>>>>>

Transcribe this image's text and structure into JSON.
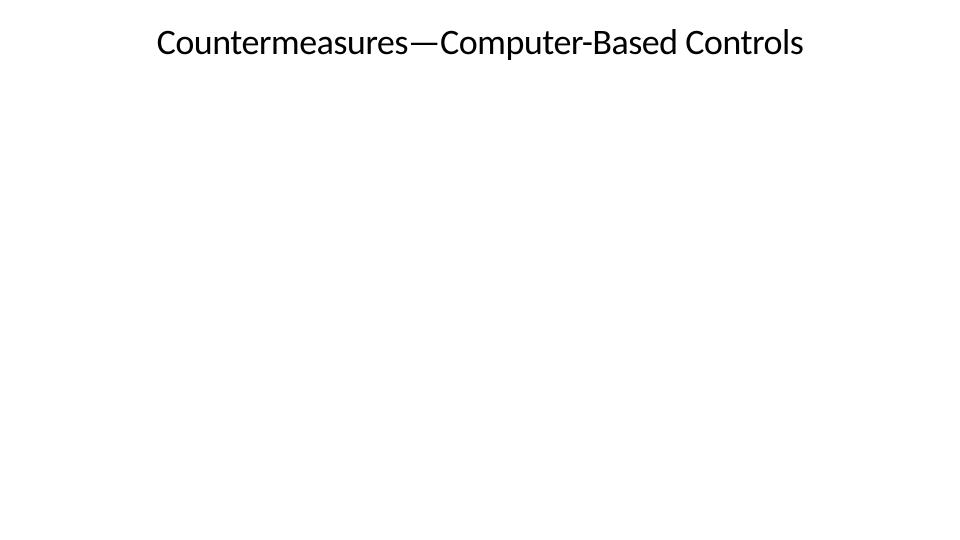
{
  "slide": {
    "title": "Countermeasures—Computer-Based Controls"
  }
}
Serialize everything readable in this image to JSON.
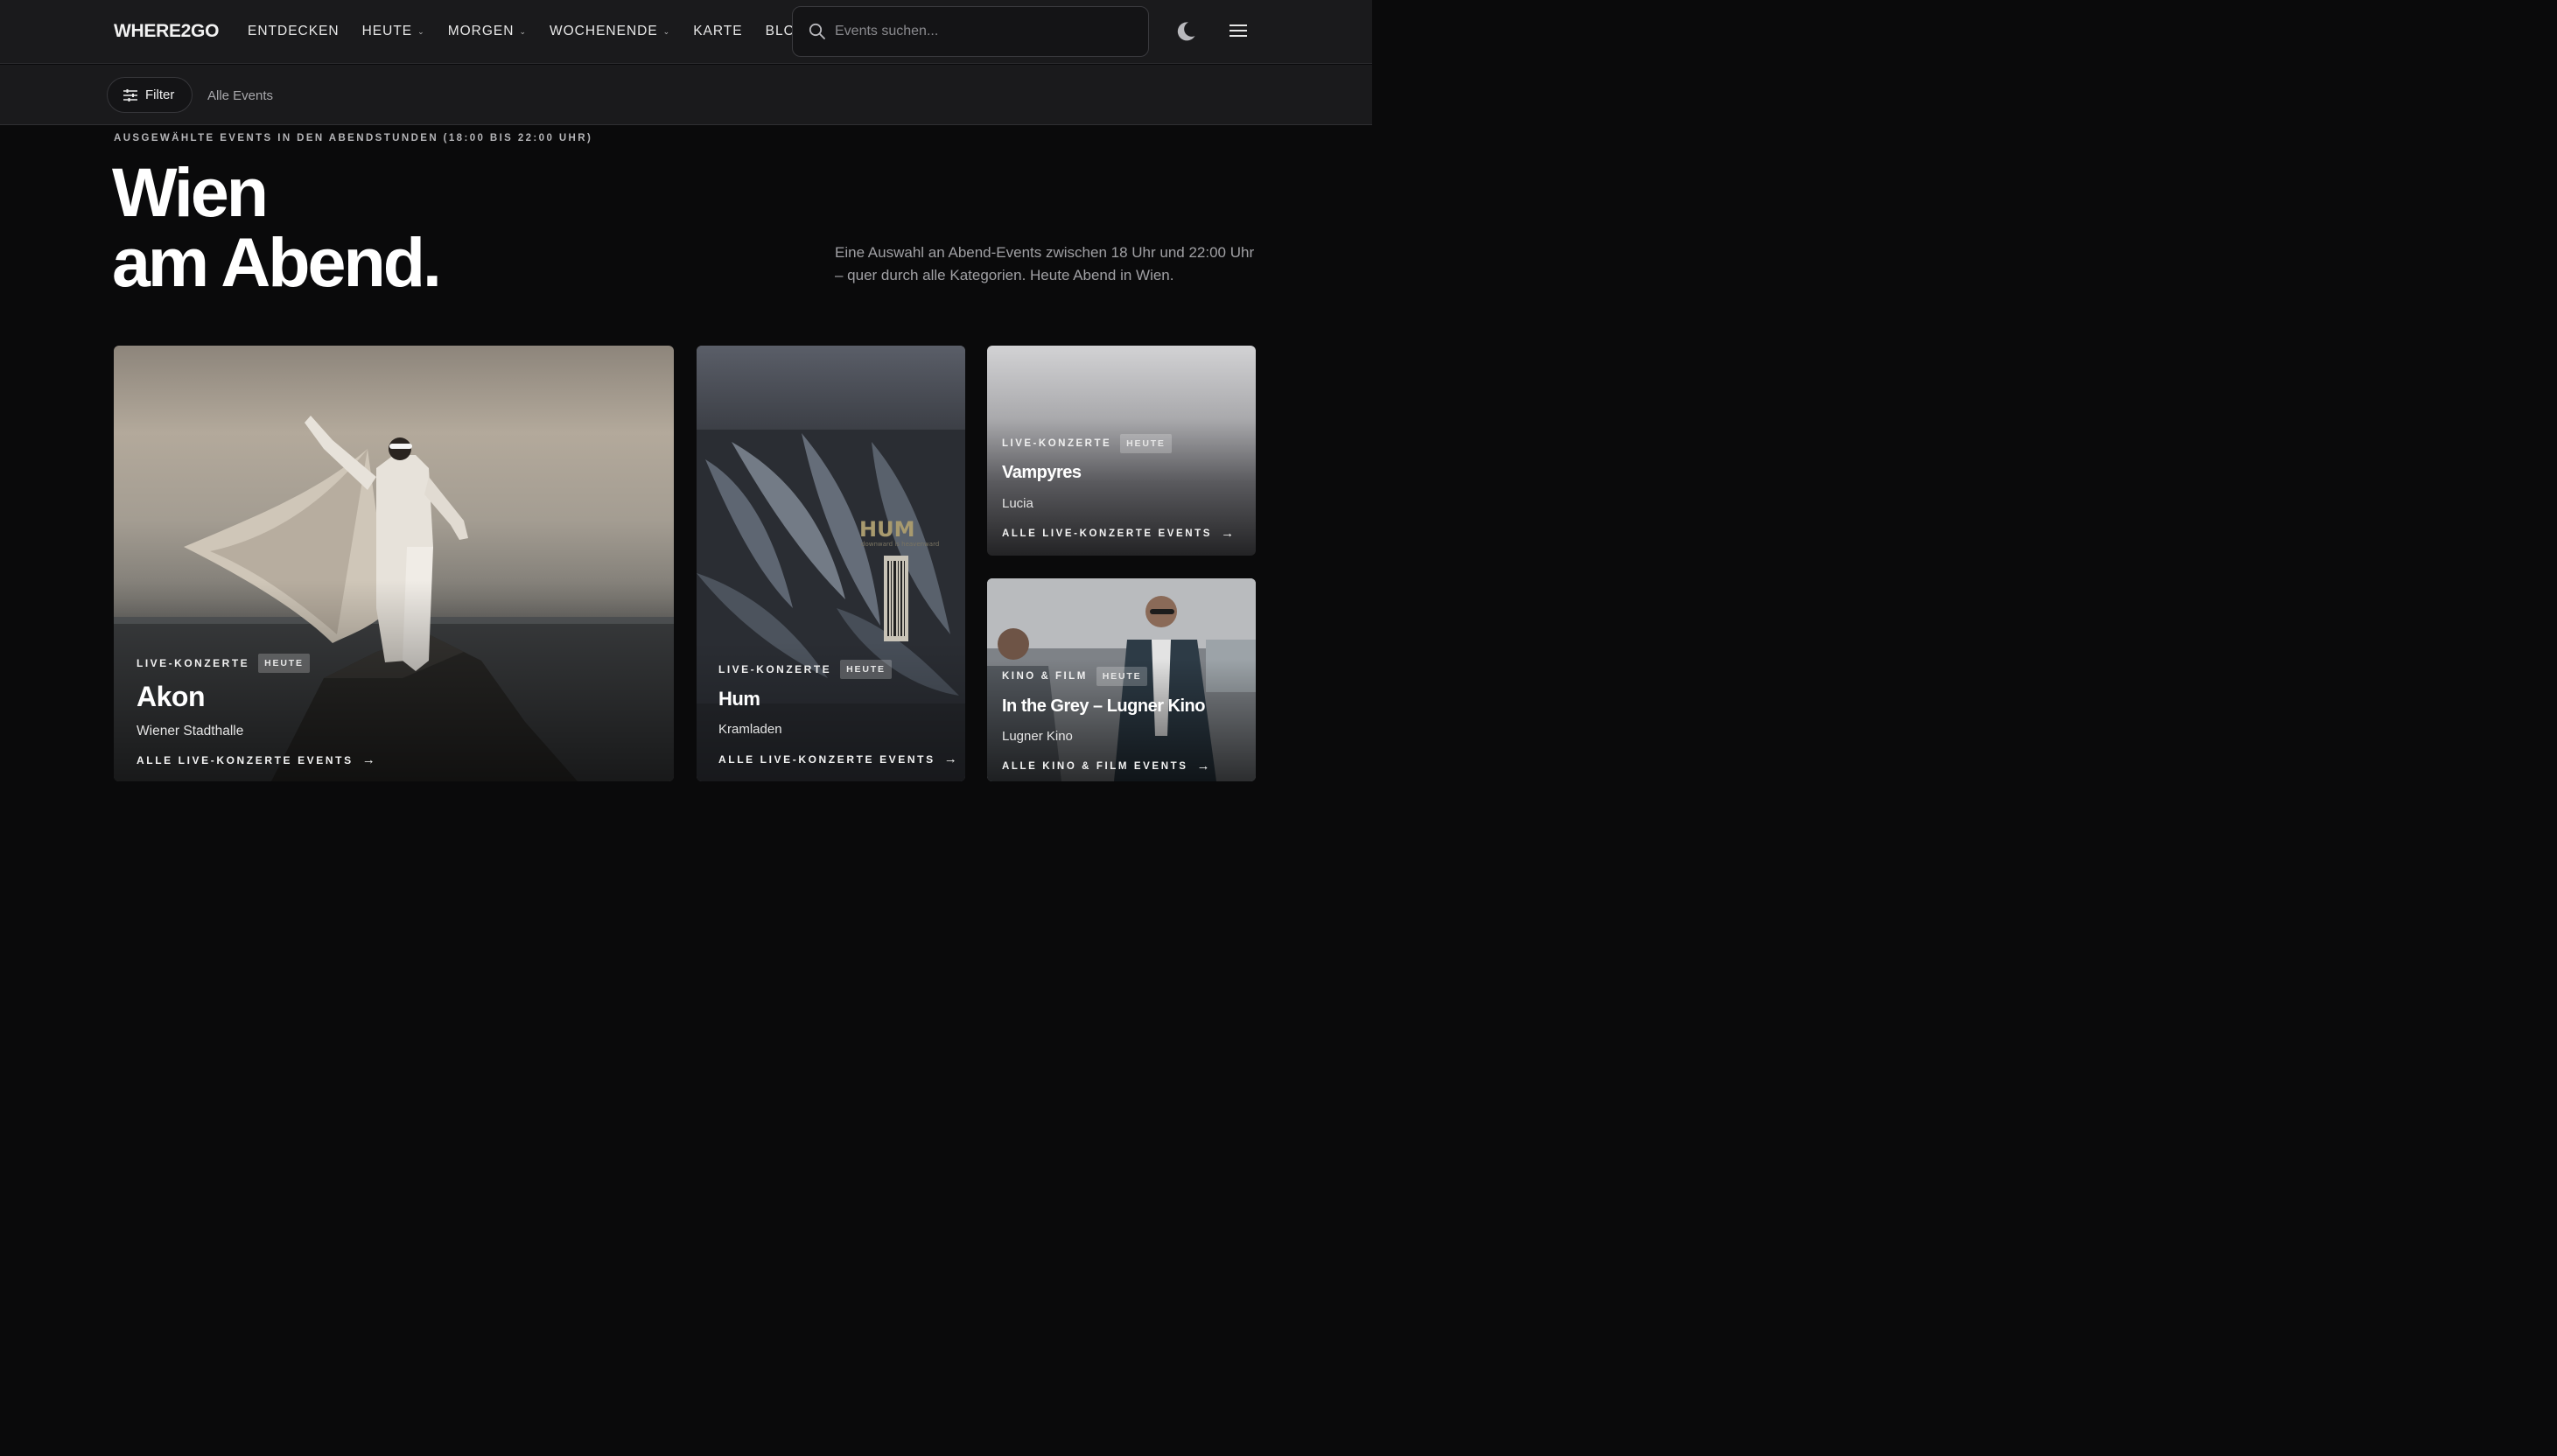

<<<<<

(Directive)
Set down every record once more, word for word, without pictures.

(Reply to the task)
Transcribe this image's text and structure into JSON.
{
  "slide": {
    "title": "Countermeasures—Computer-Based Controls"
  }
}
Serialize everything readable in this image to JSON.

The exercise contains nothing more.